# RECORD SET start

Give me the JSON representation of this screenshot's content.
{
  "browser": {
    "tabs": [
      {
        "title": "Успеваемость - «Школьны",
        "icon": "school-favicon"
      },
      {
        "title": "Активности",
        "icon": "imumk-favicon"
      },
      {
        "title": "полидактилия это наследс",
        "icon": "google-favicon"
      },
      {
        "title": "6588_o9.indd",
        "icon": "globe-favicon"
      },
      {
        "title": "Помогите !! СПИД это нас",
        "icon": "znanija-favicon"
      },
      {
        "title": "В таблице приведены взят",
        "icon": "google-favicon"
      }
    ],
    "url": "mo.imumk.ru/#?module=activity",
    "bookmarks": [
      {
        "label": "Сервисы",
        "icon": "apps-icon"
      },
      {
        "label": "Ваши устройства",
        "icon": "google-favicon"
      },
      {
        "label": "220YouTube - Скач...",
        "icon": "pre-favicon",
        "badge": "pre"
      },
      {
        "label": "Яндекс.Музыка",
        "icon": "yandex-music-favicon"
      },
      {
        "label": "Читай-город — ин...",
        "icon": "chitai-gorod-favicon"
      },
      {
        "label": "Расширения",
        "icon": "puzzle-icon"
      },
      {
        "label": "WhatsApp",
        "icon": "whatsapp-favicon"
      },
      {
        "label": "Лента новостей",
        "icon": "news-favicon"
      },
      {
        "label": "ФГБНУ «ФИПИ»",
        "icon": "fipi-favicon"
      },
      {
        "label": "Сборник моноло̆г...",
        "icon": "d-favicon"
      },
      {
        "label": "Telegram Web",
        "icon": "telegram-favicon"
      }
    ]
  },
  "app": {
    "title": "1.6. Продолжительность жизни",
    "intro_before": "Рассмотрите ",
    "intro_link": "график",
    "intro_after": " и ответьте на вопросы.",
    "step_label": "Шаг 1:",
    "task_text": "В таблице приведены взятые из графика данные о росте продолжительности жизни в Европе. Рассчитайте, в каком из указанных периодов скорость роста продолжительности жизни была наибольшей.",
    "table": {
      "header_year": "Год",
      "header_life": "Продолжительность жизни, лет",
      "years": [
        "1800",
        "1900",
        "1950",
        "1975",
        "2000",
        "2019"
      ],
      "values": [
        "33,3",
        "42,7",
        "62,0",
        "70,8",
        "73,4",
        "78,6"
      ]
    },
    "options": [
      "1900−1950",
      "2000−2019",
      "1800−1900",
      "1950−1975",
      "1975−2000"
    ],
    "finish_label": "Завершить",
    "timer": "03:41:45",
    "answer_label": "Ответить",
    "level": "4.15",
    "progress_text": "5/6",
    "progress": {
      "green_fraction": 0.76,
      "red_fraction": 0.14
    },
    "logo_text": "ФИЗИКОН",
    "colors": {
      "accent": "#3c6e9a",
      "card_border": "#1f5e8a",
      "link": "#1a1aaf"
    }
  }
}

# RECORD SET end

§ WRITTEN INSTRUCTION
Copy each line of the data that contains the word "title".

§ TASK ANSWER
        "title": "Успеваемость - «Школьны",
        "title": "Активности",
        "title": "полидактилия это наследс",
        "title": "6588_o9.indd",
        "title": "Помогите !! СПИД это нас",
        "title": "В таблице приведены взят",
    "title": "1.6. Продолжительность жизни",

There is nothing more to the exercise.